Direction — Pull each line holding "Hopkins" out of the entries below.
** start of Supplied records **
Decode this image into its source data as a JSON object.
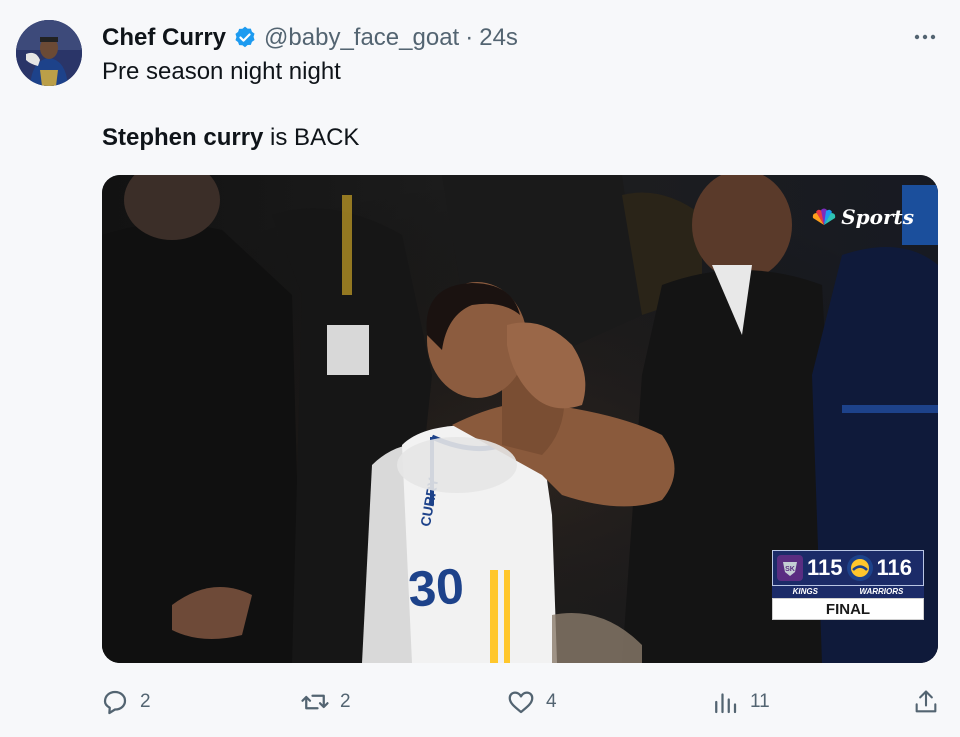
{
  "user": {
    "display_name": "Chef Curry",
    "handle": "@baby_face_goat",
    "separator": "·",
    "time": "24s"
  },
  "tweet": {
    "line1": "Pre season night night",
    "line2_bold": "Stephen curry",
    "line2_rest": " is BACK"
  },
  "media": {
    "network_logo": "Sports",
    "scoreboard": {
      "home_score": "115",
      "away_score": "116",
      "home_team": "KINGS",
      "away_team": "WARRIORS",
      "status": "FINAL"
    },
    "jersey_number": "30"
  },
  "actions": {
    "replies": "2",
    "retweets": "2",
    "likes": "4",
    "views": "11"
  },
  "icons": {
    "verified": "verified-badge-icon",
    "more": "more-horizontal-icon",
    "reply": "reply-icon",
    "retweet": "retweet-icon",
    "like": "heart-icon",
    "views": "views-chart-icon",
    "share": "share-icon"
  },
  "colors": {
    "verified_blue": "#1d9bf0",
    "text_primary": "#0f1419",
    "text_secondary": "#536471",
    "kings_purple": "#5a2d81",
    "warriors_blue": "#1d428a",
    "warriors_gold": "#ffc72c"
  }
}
** end of Supplied records **
** start of Supplied records **
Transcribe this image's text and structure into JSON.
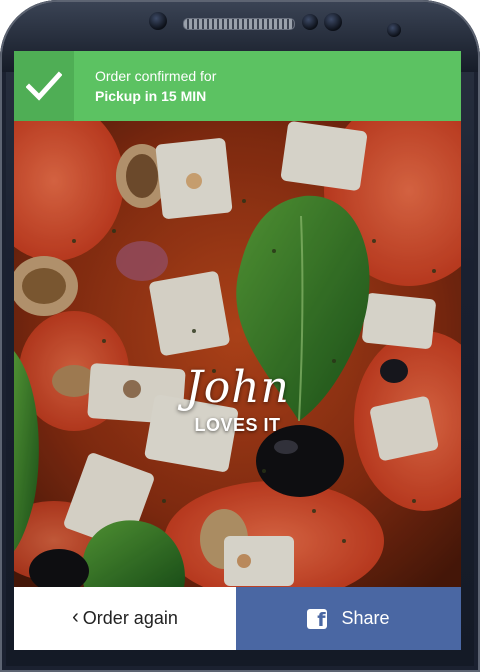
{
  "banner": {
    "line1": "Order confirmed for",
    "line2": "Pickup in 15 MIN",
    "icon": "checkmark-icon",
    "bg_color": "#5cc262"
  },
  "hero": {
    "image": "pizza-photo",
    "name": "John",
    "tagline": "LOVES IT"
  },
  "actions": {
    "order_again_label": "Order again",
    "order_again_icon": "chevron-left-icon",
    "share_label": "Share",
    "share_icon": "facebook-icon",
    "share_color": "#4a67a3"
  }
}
** end of Supplied records **
** start of Supplied records **
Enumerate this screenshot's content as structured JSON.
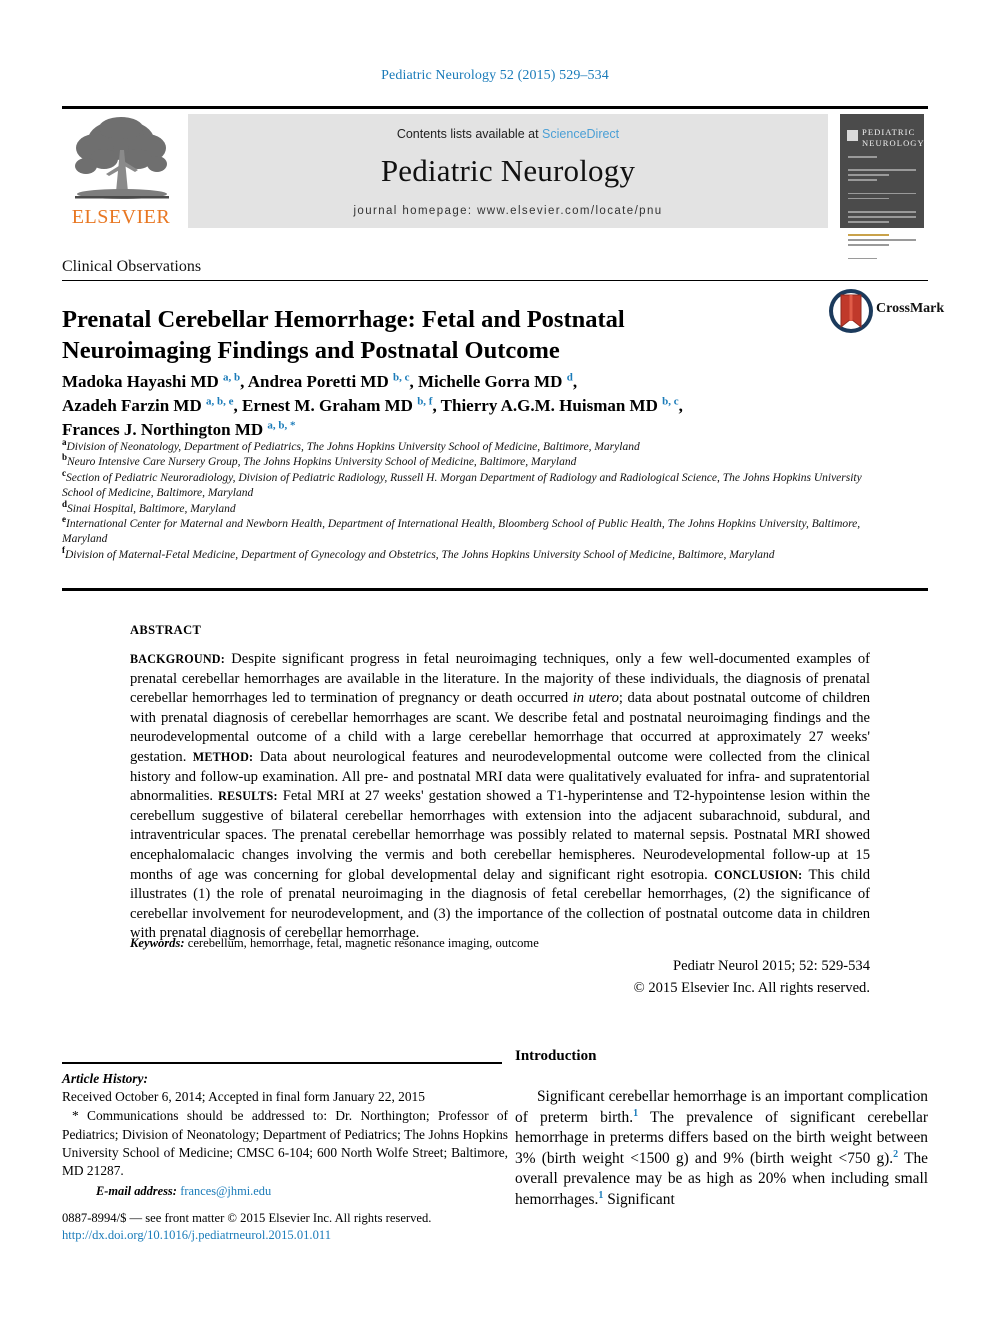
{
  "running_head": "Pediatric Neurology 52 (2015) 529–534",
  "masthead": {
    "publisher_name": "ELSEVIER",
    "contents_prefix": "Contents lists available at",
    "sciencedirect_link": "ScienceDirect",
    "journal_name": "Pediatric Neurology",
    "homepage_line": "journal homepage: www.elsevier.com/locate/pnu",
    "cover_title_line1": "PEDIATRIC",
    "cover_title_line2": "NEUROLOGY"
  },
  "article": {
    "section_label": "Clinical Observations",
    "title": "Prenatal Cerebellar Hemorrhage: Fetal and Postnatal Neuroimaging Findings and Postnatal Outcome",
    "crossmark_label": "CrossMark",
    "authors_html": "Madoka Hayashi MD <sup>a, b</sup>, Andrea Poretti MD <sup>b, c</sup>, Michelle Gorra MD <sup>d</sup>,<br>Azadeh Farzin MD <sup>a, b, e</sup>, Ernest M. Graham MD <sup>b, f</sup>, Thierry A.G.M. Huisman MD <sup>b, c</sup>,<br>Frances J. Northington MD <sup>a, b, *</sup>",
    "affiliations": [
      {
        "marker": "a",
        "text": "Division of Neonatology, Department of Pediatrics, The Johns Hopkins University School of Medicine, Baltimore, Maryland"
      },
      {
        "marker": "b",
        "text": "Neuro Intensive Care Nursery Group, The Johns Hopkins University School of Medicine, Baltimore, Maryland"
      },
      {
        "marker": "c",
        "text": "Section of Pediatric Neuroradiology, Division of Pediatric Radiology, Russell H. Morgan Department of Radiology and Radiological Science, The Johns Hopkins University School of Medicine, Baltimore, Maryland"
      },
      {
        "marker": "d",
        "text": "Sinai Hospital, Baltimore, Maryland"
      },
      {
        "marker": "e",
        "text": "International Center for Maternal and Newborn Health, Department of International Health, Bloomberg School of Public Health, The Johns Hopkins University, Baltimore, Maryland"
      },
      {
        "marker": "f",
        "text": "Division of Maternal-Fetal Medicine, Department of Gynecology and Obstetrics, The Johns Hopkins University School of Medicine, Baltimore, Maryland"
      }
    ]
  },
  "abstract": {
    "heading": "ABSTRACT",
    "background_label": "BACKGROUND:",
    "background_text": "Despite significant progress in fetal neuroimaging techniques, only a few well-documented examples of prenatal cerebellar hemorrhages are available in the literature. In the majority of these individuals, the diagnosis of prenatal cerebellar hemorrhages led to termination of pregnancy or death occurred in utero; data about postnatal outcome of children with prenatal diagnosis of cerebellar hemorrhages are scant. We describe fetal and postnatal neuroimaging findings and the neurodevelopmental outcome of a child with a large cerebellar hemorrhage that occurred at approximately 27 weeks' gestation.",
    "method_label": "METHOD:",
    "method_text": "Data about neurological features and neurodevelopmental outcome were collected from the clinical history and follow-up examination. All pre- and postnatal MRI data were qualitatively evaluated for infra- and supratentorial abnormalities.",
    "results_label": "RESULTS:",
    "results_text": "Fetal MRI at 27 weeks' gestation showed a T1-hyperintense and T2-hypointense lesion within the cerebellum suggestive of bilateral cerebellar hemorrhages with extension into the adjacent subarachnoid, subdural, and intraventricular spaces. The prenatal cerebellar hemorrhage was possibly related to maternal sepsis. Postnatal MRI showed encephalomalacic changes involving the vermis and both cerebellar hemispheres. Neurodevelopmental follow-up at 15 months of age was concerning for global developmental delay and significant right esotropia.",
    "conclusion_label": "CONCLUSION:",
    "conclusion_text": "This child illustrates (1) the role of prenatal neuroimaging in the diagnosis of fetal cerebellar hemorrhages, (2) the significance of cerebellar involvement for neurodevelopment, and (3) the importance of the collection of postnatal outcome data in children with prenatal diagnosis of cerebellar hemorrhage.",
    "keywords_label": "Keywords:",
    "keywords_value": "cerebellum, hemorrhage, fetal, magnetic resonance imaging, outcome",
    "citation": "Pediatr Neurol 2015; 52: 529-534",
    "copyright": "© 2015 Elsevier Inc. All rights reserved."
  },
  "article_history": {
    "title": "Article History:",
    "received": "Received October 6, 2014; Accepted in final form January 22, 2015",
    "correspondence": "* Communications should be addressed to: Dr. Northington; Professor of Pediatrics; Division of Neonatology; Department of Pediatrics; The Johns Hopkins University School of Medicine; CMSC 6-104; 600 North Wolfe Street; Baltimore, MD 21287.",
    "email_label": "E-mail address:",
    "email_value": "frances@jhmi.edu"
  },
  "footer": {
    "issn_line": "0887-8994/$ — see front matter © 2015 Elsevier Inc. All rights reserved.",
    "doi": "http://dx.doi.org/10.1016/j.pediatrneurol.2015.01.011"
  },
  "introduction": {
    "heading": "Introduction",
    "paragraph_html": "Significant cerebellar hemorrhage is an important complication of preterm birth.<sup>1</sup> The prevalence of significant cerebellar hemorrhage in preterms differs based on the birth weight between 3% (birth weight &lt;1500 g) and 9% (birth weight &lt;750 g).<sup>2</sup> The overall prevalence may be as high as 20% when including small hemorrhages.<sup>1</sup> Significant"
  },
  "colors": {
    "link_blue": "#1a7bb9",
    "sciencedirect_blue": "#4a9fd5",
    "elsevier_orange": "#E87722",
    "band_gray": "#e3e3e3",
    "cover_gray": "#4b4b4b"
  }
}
** end of Supplied records **
Answer for the task —
        "text": "Division of Neonatology, Department of Pediatrics, The Johns Hopkins University School of Medicine, Baltimore, Maryland"
        "text": "Neuro Intensive Care Nursery Group, The Johns Hopkins University School of Medicine, Baltimore, Maryland"
        "text": "Section of Pediatric Neuroradiology, Division of Pediatric Radiology, Russell H. Morgan Department of Radiology and Radiological Science, The Johns Hopkins University School of Medicine, Baltimore, Maryland"
        "text": "International Center for Maternal and Newborn Health, Department of International Health, Bloomberg School of Public Health, The Johns Hopkins University, Baltimore, Maryland"
        "text": "Division of Maternal-Fetal Medicine, Department of Gynecology and Obstetrics, The Johns Hopkins University School of Medicine, Baltimore, Maryland"
    "correspondence": "* Communications should be addressed to: Dr. Northington; Professor of Pediatrics; Division of Neonatology; Department of Pediatrics; The Johns Hopkins University School of Medicine; CMSC 6-104; 600 North Wolfe Street; Baltimore, MD 21287.",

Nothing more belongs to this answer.